### Exercise aim:
Pick out every line of the entries below where "こども家庭課" occurs, and copy those lines.

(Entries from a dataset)
— Begin —

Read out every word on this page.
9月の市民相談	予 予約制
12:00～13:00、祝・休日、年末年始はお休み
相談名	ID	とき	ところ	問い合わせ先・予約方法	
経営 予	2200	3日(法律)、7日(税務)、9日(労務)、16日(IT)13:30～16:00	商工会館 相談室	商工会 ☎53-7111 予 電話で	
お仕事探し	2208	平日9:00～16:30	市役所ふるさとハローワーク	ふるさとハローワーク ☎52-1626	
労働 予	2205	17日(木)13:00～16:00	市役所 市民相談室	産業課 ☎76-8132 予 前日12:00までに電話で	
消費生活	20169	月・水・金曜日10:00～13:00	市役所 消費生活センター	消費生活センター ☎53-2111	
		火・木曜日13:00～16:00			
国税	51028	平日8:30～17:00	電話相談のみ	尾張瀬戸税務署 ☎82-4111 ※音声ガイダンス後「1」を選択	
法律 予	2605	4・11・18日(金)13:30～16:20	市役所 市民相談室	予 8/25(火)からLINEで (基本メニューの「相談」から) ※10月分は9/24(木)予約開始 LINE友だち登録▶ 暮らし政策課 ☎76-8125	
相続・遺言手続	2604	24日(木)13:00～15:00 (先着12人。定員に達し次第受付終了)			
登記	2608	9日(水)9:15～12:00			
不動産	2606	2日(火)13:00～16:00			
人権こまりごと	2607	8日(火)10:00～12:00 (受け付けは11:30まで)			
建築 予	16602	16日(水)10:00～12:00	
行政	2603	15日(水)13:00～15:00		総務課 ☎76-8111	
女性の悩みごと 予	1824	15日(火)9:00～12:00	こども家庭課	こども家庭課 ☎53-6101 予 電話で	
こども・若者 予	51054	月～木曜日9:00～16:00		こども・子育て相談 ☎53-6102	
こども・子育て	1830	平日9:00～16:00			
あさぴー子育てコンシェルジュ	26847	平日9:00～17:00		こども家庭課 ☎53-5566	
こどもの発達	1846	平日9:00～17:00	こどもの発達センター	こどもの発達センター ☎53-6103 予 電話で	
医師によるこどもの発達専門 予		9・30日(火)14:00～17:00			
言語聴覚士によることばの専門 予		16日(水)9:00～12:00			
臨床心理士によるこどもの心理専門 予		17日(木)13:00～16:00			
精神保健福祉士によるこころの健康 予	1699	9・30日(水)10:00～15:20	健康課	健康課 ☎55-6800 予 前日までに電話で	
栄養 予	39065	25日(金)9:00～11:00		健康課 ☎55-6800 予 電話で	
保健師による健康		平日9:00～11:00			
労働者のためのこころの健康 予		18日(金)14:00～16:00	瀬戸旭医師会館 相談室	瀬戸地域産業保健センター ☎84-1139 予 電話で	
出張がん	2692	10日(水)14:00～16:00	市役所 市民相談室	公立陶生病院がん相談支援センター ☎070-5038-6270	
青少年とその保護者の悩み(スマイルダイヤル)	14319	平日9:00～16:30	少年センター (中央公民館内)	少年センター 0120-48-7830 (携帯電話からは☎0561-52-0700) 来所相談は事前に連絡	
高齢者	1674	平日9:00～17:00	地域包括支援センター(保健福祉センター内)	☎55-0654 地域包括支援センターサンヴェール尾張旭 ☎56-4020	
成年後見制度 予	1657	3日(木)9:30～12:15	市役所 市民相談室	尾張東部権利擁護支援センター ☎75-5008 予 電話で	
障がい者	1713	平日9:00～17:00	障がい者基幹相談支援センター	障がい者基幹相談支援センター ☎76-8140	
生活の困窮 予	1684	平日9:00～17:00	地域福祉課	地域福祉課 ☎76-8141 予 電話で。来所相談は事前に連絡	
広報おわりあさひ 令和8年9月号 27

— End —
— Begin —

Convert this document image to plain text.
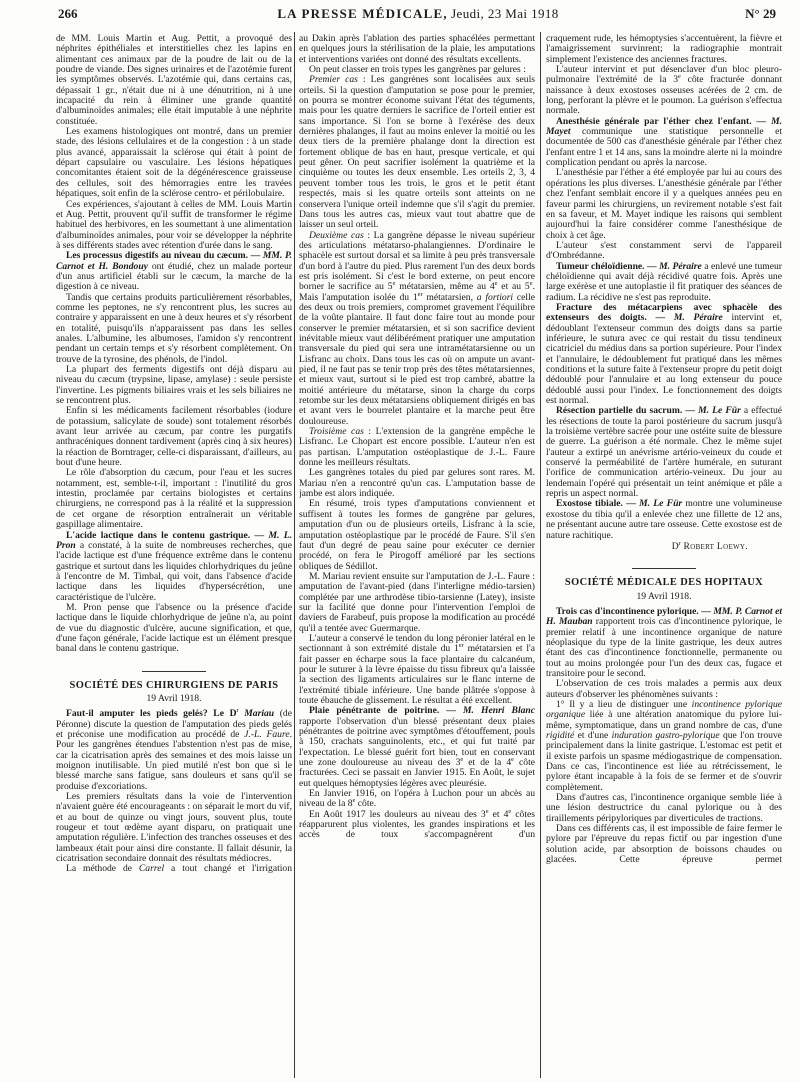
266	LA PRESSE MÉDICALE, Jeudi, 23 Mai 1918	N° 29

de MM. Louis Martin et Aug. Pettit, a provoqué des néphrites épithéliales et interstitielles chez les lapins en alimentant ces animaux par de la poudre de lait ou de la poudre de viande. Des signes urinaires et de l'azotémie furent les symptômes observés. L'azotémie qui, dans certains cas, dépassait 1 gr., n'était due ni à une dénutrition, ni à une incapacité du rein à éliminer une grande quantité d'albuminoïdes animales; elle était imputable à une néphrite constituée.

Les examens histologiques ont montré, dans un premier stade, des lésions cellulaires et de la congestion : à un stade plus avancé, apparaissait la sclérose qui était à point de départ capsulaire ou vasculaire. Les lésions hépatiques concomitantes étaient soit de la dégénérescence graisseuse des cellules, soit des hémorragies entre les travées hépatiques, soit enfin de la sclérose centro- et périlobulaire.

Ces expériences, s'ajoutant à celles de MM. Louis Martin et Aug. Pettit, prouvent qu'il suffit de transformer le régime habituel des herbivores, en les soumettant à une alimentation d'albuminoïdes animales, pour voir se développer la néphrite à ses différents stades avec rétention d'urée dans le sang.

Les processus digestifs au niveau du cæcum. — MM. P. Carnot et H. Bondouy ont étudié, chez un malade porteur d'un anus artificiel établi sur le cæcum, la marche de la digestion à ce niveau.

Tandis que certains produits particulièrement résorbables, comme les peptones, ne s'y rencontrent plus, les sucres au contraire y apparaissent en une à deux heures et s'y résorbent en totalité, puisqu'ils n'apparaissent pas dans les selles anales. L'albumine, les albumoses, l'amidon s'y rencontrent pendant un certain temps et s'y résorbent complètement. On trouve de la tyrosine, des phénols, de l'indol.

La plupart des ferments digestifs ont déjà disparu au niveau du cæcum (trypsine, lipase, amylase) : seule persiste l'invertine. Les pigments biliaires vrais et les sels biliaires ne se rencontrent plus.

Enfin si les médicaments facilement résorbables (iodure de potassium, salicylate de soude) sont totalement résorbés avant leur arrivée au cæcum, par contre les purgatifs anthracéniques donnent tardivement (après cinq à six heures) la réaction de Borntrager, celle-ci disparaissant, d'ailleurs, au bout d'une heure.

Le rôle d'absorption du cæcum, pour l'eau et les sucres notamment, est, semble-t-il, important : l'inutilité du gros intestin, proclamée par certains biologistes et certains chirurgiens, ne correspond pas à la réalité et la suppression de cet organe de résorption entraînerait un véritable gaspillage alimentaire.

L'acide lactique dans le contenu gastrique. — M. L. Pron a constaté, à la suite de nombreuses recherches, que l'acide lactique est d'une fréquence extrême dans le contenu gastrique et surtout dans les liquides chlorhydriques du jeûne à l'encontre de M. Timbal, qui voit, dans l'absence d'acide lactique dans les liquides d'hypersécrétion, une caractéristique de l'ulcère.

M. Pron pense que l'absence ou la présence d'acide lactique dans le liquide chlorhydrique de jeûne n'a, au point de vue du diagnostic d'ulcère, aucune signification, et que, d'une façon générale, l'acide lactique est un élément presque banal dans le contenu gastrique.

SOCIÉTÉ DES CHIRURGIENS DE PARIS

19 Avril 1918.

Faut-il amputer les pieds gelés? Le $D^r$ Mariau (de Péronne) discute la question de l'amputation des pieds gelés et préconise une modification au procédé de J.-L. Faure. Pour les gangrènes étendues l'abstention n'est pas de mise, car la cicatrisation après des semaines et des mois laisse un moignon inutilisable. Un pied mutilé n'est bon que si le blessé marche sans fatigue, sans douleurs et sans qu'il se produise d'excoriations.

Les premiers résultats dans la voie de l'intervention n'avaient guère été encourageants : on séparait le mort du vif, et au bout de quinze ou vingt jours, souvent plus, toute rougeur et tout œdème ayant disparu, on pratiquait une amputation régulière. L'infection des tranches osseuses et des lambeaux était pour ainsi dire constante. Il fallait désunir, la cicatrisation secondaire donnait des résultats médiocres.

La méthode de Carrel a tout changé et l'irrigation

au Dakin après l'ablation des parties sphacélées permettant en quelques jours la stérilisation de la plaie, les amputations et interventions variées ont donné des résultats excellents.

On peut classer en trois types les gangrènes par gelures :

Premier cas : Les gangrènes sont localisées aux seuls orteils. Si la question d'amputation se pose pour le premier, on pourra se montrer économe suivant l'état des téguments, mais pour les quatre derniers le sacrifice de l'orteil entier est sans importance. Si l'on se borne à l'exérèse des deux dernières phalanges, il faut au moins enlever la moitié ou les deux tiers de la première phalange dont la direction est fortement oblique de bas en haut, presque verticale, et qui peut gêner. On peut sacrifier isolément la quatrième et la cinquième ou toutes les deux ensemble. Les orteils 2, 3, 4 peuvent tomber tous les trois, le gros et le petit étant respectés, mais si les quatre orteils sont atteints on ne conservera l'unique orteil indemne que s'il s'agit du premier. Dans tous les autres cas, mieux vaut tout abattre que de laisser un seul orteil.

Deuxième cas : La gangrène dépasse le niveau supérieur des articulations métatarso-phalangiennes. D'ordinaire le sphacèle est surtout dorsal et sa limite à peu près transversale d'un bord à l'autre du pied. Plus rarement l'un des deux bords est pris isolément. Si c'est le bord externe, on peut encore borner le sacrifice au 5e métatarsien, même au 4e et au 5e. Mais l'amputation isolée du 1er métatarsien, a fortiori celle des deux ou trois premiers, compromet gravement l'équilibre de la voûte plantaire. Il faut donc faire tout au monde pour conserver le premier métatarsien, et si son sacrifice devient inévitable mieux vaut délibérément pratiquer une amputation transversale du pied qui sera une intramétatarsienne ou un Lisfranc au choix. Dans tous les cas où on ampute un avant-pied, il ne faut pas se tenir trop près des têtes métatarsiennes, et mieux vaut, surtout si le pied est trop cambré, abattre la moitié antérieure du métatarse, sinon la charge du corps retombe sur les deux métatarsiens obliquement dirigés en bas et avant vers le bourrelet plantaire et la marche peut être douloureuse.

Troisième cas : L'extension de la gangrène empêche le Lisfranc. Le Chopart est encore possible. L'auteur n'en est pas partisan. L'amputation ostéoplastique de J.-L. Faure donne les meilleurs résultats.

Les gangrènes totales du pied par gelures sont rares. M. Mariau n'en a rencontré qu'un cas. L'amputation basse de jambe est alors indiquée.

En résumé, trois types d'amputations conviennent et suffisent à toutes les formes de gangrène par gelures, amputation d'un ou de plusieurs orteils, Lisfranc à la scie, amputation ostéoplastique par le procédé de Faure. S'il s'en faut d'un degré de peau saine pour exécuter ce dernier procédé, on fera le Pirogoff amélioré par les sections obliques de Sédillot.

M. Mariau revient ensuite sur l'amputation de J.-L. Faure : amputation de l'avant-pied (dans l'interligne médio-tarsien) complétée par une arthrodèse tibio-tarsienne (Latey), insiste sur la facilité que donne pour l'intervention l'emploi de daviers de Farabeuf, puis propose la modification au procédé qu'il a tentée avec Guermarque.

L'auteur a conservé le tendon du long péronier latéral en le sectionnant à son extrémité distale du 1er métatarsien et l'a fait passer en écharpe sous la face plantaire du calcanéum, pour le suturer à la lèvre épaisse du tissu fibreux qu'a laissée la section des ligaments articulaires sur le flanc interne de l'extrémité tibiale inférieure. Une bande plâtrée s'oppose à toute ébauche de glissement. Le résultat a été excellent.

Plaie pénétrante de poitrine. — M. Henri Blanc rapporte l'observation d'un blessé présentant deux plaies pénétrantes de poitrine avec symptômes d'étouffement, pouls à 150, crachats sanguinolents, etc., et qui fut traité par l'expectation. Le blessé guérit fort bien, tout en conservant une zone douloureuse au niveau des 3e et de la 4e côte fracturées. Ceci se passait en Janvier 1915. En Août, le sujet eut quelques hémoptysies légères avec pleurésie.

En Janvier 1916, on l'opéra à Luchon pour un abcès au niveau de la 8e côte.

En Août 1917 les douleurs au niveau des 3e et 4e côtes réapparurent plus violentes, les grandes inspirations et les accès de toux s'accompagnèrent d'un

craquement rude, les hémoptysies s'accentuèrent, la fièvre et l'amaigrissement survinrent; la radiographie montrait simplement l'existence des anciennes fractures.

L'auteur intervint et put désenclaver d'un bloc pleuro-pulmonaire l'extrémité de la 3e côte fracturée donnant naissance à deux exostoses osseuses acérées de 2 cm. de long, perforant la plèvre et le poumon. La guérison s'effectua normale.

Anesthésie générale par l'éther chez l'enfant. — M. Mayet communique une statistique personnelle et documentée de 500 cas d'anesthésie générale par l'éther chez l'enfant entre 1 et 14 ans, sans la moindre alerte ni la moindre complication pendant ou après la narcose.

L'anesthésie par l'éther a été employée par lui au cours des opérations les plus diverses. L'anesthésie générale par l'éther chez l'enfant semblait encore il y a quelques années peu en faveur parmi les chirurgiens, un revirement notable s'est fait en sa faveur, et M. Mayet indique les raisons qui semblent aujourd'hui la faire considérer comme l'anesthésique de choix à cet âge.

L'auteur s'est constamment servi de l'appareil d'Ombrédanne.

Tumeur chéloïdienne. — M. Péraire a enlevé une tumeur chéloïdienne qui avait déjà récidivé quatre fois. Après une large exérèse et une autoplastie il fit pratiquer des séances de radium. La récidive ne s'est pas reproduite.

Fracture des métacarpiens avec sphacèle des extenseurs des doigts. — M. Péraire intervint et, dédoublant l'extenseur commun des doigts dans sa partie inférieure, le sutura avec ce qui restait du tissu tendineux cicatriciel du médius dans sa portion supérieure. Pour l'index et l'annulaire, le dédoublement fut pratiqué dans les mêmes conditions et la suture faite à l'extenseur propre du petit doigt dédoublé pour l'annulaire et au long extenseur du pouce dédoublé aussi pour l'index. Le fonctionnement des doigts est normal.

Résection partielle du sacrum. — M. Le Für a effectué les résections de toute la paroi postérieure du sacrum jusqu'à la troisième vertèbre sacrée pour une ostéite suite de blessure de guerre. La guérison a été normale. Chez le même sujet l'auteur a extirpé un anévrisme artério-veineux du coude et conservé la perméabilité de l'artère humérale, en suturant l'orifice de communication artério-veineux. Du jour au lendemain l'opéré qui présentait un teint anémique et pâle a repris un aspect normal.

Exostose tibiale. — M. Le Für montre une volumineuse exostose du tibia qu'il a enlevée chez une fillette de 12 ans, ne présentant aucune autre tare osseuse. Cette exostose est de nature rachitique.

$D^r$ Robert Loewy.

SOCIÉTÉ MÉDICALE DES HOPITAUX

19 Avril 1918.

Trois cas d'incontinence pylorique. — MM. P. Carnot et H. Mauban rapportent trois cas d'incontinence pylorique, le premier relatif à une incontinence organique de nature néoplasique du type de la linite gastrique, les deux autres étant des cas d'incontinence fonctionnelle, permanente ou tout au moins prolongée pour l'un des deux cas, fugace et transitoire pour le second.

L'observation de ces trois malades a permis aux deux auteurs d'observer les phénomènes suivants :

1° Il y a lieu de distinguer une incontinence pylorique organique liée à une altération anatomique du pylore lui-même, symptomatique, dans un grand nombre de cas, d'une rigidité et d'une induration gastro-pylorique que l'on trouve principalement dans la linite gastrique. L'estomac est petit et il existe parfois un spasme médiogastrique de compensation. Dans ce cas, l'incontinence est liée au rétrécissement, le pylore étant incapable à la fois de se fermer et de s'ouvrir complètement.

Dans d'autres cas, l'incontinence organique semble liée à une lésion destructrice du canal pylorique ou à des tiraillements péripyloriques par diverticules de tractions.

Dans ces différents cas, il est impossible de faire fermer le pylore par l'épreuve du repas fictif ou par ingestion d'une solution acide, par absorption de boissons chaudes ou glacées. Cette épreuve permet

— End —

### Solution for this exercise:
女性の悩みごと 予	1824	15日(火)9:00～12:00	こども家庭課	こども家庭課 ☎53-6101 予 電話で	
あさぴー子育てコンシェルジュ	26847	平日9:00～17:00		こども家庭課 ☎53-5566	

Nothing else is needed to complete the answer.